In your copy, leave out the pictures and repeat the entries below exactly.

A block of data:

-- start --

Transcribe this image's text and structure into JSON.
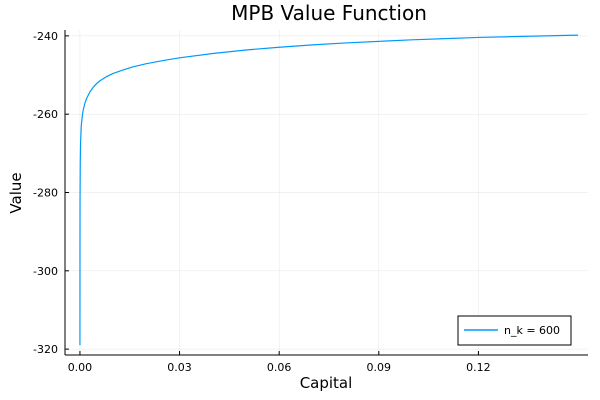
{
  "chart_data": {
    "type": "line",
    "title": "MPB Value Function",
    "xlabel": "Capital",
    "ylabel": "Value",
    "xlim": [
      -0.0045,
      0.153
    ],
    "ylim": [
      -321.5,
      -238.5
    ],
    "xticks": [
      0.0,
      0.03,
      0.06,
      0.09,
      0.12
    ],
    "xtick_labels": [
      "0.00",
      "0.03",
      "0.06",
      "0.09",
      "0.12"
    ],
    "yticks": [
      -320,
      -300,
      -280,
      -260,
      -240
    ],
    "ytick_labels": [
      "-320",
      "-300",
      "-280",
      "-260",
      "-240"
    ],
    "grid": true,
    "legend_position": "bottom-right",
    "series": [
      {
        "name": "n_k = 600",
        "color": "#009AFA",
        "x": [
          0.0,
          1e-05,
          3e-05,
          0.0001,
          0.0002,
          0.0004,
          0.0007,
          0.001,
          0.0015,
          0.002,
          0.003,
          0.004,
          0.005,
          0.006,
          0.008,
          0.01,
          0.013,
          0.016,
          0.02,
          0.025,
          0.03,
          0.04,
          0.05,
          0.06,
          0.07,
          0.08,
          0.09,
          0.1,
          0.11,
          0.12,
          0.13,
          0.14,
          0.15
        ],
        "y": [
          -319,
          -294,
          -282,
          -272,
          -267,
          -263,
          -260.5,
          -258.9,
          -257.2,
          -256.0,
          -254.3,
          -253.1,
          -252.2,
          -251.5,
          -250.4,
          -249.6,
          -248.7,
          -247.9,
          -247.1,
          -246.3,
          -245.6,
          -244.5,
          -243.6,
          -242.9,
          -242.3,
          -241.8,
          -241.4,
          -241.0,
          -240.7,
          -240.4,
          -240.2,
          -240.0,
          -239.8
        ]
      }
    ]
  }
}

-- end --

The answer:
Transcribe this image's text and structure into JSON.
{
  "chart_data": {
    "type": "line",
    "title": "MPB Value Function",
    "xlabel": "Capital",
    "ylabel": "Value",
    "xlim": [
      -0.0045,
      0.153
    ],
    "ylim": [
      -321.5,
      -238.5
    ],
    "xticks": [
      0.0,
      0.03,
      0.06,
      0.09,
      0.12
    ],
    "xtick_labels": [
      "0.00",
      "0.03",
      "0.06",
      "0.09",
      "0.12"
    ],
    "yticks": [
      -320,
      -300,
      -280,
      -260,
      -240
    ],
    "ytick_labels": [
      "-320",
      "-300",
      "-280",
      "-260",
      "-240"
    ],
    "grid": true,
    "legend_position": "bottom-right",
    "series": [
      {
        "name": "n_k = 600",
        "color": "#009AFA",
        "x": [
          0.0,
          1e-05,
          3e-05,
          0.0001,
          0.0002,
          0.0004,
          0.0007,
          0.001,
          0.0015,
          0.002,
          0.003,
          0.004,
          0.005,
          0.006,
          0.008,
          0.01,
          0.013,
          0.016,
          0.02,
          0.025,
          0.03,
          0.04,
          0.05,
          0.06,
          0.07,
          0.08,
          0.09,
          0.1,
          0.11,
          0.12,
          0.13,
          0.14,
          0.15
        ],
        "y": [
          -319,
          -294,
          -282,
          -272,
          -267,
          -263,
          -260.5,
          -258.9,
          -257.2,
          -256.0,
          -254.3,
          -253.1,
          -252.2,
          -251.5,
          -250.4,
          -249.6,
          -248.7,
          -247.9,
          -247.1,
          -246.3,
          -245.6,
          -244.5,
          -243.6,
          -242.9,
          -242.3,
          -241.8,
          -241.4,
          -241.0,
          -240.7,
          -240.4,
          -240.2,
          -240.0,
          -239.8
        ]
      }
    ]
  }
}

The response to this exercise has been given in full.